* GIVEN PROBLEM *
Return the listing below in full, with every line exactly as it is.

* Start TASK MATERIAL *

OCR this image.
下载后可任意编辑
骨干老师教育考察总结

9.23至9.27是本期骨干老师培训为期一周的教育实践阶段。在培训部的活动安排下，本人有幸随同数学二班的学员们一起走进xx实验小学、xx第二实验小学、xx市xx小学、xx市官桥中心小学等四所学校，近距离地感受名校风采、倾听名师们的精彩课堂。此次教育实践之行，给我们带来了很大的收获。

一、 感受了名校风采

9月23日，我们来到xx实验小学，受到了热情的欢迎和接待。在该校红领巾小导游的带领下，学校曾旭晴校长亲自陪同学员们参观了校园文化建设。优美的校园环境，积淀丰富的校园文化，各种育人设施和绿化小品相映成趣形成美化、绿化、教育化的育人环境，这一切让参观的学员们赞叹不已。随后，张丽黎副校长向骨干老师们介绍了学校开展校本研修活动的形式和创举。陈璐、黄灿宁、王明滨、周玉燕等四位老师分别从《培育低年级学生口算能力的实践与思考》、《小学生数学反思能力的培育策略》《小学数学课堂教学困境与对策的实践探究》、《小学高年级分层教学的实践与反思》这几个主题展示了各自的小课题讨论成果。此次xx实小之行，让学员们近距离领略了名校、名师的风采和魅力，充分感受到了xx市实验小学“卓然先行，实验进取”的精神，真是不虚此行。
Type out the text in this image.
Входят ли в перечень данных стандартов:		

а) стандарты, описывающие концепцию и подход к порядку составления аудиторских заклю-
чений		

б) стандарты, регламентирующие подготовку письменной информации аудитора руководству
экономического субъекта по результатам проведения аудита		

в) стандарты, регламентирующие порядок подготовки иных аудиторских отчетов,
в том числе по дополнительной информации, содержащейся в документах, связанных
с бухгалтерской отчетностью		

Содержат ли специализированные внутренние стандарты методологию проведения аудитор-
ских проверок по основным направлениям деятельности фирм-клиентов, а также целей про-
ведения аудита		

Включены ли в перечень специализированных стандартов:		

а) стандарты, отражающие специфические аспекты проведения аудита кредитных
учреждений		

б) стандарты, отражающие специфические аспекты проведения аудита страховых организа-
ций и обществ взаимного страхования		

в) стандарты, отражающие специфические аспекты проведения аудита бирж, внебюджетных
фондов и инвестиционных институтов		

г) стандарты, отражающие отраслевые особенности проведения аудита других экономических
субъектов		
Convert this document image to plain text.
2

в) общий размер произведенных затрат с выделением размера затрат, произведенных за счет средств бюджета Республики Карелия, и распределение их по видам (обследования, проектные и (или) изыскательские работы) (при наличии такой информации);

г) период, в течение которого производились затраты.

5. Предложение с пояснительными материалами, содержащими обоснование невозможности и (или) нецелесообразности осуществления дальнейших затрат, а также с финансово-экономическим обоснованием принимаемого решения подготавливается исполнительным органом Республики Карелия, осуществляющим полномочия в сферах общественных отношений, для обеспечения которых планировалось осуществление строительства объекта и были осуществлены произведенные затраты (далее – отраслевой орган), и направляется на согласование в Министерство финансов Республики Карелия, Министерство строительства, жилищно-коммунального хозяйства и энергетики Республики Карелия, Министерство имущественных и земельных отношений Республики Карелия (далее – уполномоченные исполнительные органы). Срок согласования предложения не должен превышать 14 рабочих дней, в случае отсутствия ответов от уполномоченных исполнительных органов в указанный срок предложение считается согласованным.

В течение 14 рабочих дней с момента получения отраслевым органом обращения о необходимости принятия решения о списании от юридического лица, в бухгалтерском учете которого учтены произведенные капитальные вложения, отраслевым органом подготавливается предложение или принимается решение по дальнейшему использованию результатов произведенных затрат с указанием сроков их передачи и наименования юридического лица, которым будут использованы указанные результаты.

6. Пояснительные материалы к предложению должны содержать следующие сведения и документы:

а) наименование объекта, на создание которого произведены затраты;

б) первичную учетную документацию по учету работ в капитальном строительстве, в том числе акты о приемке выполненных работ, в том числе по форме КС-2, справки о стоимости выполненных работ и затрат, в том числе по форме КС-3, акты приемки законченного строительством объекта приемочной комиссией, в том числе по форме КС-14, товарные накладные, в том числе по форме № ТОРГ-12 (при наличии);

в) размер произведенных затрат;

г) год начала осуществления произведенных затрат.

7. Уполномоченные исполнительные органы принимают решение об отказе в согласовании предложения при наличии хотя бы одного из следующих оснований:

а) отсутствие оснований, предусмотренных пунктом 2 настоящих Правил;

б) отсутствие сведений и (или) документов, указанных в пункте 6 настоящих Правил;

* End TASK MATERIAL *

* THE REPLY *
OCR this image.
下载后可任意编辑
骨干老师教育考察总结

9.23至9.27是本期骨干老师培训为期一周的教育实践阶段。在培训部的活动安排下，本人有幸随同数学二班的学员们一起走进xx实验小学、xx第二实验小学、xx市xx小学、xx市官桥中心小学等四所学校，近距离地感受名校风采、倾听名师们的精彩课堂。此次教育实践之行，给我们带来了很大的收获。

一、 感受了名校风采

9月23日，我们来到xx实验小学，受到了热情的欢迎和接待。在该校红领巾小导游的带领下，学校曾旭晴校长亲自陪同学员们参观了校园文化建设。优美的校园环境，积淀丰富的校园文化，各种育人设施和绿化小品相映成趣形成美化、绿化、教育化的育人环境，这一切让参观的学员们赞叹不已。随后，张丽黎副校长向骨干老师们介绍了学校开展校本研修活动的形式和创举。陈璐、黄灿宁、王明滨、周玉燕等四位老师分别从《培育低年级学生口算能力的实践与思考》、《小学生数学反思能力的培育策略》《小学数学课堂教学困境与对策的实践探究》、《小学高年级分层教学的实践与反思》这几个主题展示了各自的小课题讨论成果。此次xx实小之行，让学员们近距离领略了名校、名师的风采和魅力，充分感受到了xx市实验小学“卓然先行，实验进取”的精神，真是不虚此行。
Type out the text in this image.
Входят ли в перечень данных стандартов:		

а) стандарты, описывающие концепцию и подход к порядку составления аудиторских заклю-
чений		

б) стандарты, регламентирующие подготовку письменной информации аудитора руководству
экономического субъекта по результатам проведения аудита		

в) стандарты, регламентирующие порядок подготовки иных аудиторских отчетов,
в том числе по дополнительной информации, содержащейся в документах, связанных
с бухгалтерской отчетностью		

Содержат ли специализированные внутренние стандарты методологию проведения аудитор-
ских проверок по основным направлениям деятельности фирм-клиентов, а также целей про-
ведения аудита		

Включены ли в перечень специализированных стандартов:		

а) стандарты, отражающие специфические аспекты проведения аудита кредитных
учреждений		

б) стандарты, отражающие специфические аспекты проведения аудита страховых организа-
ций и обществ взаимного страхования		

в) стандарты, отражающие специфические аспекты проведения аудита бирж, внебюджетных
фондов и инвестиционных институтов		

г) стандарты, отражающие отраслевые особенности проведения аудита других экономических
субъектов		
Convert this document image to plain text.
2

в) общий размер произведенных затрат с выделением размера затрат, произведенных за счет средств бюджета Республики Карелия, и распределение их по видам (обследования, проектные и (или) изыскательские работы) (при наличии такой информации);

г) период, в течение которого производились затраты.

5. Предложение с пояснительными материалами, содержащими обоснование невозможности и (или) нецелесообразности осуществления дальнейших затрат, а также с финансово-экономическим обоснованием принимаемого решения подготавливается исполнительным органом Республики Карелия, осуществляющим полномочия в сферах общественных отношений, для обеспечения которых планировалось осуществление строительства объекта и были осуществлены произведенные затраты (далее – отраслевой орган), и направляется на согласование в Министерство финансов Республики Карелия, Министерство строительства, жилищно-коммунального хозяйства и энергетики Республики Карелия, Министерство имущественных и земельных отношений Республики Карелия (далее – уполномоченные исполнительные органы). Срок согласования предложения не должен превышать 14 рабочих дней, в случае отсутствия ответов от уполномоченных исполнительных органов в указанный срок предложение считается согласованным.

В течение 14 рабочих дней с момента получения отраслевым органом обращения о необходимости принятия решения о списании от юридического лица, в бухгалтерском учете которого учтены произведенные капитальные вложения, отраслевым органом подготавливается предложение или принимается решение по дальнейшему использованию результатов произведенных затрат с указанием сроков их передачи и наименования юридического лица, которым будут использованы указанные результаты.

6. Пояснительные материалы к предложению должны содержать следующие сведения и документы:

а) наименование объекта, на создание которого произведены затраты;

б) первичную учетную документацию по учету работ в капитальном строительстве, в том числе акты о приемке выполненных работ, в том числе по форме КС-2, справки о стоимости выполненных работ и затрат, в том числе по форме КС-3, акты приемки законченного строительством объекта приемочной комиссией, в том числе по форме КС-14, товарные накладные, в том числе по форме № ТОРГ-12 (при наличии);

в) размер произведенных затрат;

г) год начала осуществления произведенных затрат.

7. Уполномоченные исполнительные органы принимают решение об отказе в согласовании предложения при наличии хотя бы одного из следующих оснований:

а) отсутствие оснований, предусмотренных пунктом 2 настоящих Правил;

б) отсутствие сведений и (или) документов, указанных в пункте 6 настоящих Правил;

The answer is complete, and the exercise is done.